▶ [WHAT IS BEING ASKED]:
Write out the material again word for word, dropping any images it holds.
════════════════
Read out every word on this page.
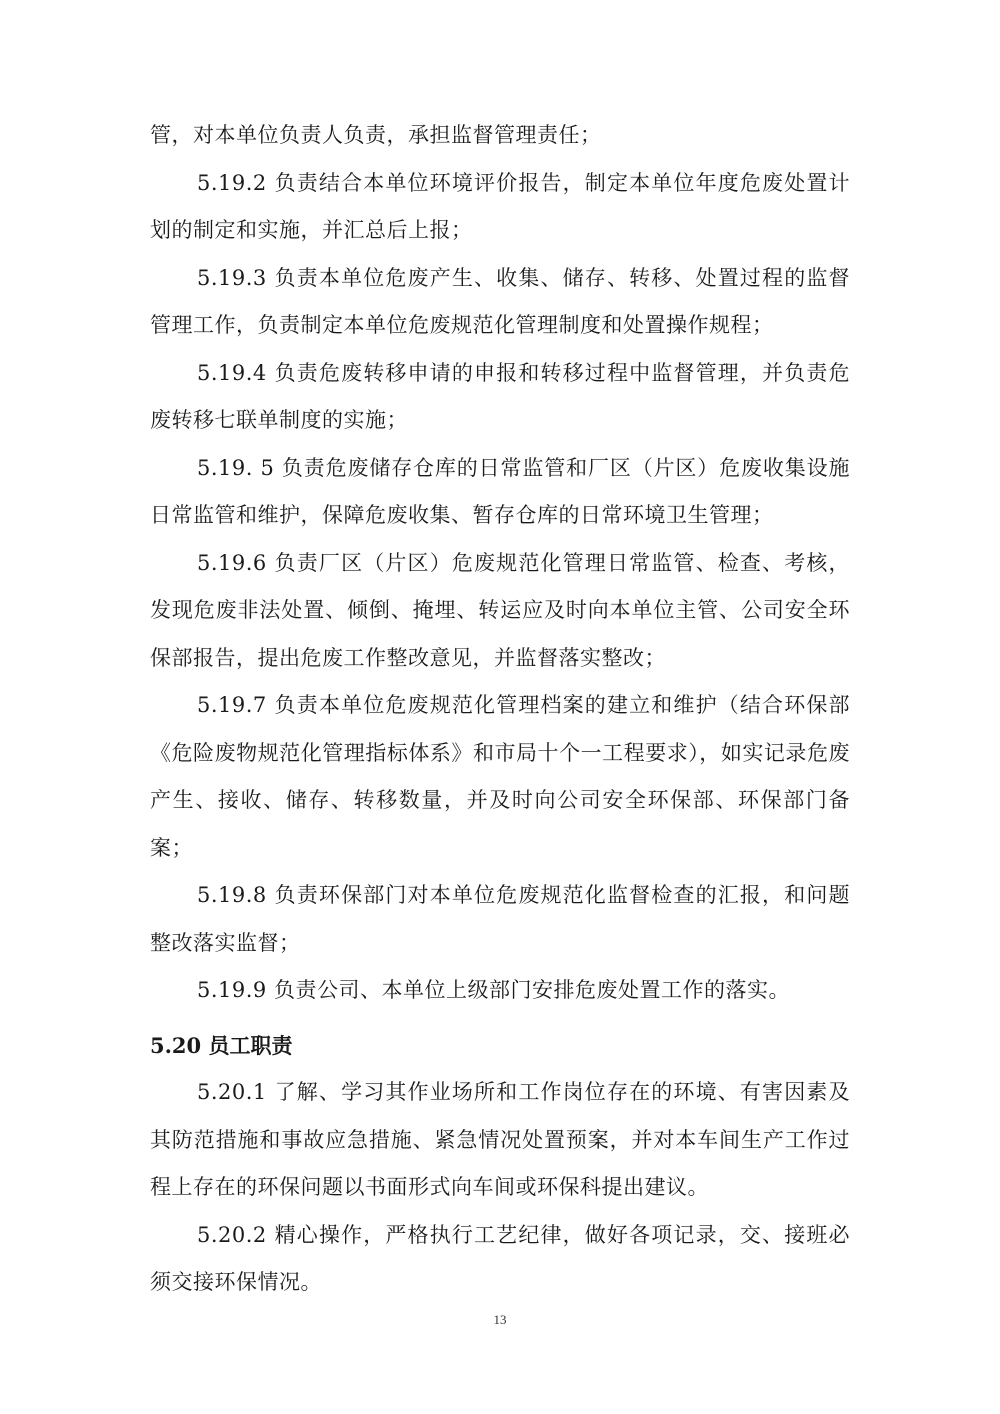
管，对本单位负责人负责，承担监督管理责任；

5.19.2 负责结合本单位环境评价报告，制定本单位年度危废处置计划的制定和实施，并汇总后上报；

5.19.3 负责本单位危废产生、收集、储存、转移、处置过程的监督管理工作，负责制定本单位危废规范化管理制度和处置操作规程；

5.19.4 负责危废转移申请的申报和转移过程中监督管理，并负责危废转移七联单制度的实施；

5.19. 5 负责危废储存仓库的日常监管和厂区（片区）危废收集设施日常监管和维护，保障危废收集、暂存仓库的日常环境卫生管理；

5.19.6 负责厂区（片区）危废规范化管理日常监管、检查、考核，发现危废非法处置、倾倒、掩埋、转运应及时向本单位主管、公司安全环保部报告，提出危废工作整改意见，并监督落实整改；

5.19.7 负责本单位危废规范化管理档案的建立和维护（结合环保部《危险废物规范化管理指标体系》和市局十个一工程要求），如实记录危废产生、接收、储存、转移数量，并及时向公司安全环保部、环保部门备案；

5.19.8 负责环保部门对本单位危废规范化监督检查的汇报，和问题整改落实监督；

5.19.9 负责公司、本单位上级部门安排危废处置工作的落实。

5.20 员工职责

5.20.1 了解、学习其作业场所和工作岗位存在的环境、有害因素及其防范措施和事故应急措施、紧急情况处置预案，并对本车间生产工作过程上存在的环保问题以书面形式向车间或环保科提出建议。

5.20.2 精心操作，严格执行工艺纪律，做好各项记录，交、接班必须交接环保情况。

13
════════════════
▶ [RESULT]:
Read out every word on this page.
管，对本单位负责人负责，承担监督管理责任；

5.19.2 负责结合本单位环境评价报告，制定本单位年度危废处置计划的制定和实施，并汇总后上报；

5.19.3 负责本单位危废产生、收集、储存、转移、处置过程的监督管理工作，负责制定本单位危废规范化管理制度和处置操作规程；

5.19.4 负责危废转移申请的申报和转移过程中监督管理，并负责危废转移七联单制度的实施；

5.19. 5 负责危废储存仓库的日常监管和厂区（片区）危废收集设施日常监管和维护，保障危废收集、暂存仓库的日常环境卫生管理；

5.19.6 负责厂区（片区）危废规范化管理日常监管、检查、考核，发现危废非法处置、倾倒、掩埋、转运应及时向本单位主管、公司安全环保部报告，提出危废工作整改意见，并监督落实整改；

5.19.7 负责本单位危废规范化管理档案的建立和维护（结合环保部《危险废物规范化管理指标体系》和市局十个一工程要求），如实记录危废产生、接收、储存、转移数量，并及时向公司安全环保部、环保部门备案；

5.19.8 负责环保部门对本单位危废规范化监督检查的汇报，和问题整改落实监督；

5.19.9 负责公司、本单位上级部门安排危废处置工作的落实。

5.20 员工职责

5.20.1 了解、学习其作业场所和工作岗位存在的环境、有害因素及其防范措施和事故应急措施、紧急情况处置预案，并对本车间生产工作过程上存在的环保问题以书面形式向车间或环保科提出建议。

5.20.2 精心操作，严格执行工艺纪律，做好各项记录，交、接班必须交接环保情况。

13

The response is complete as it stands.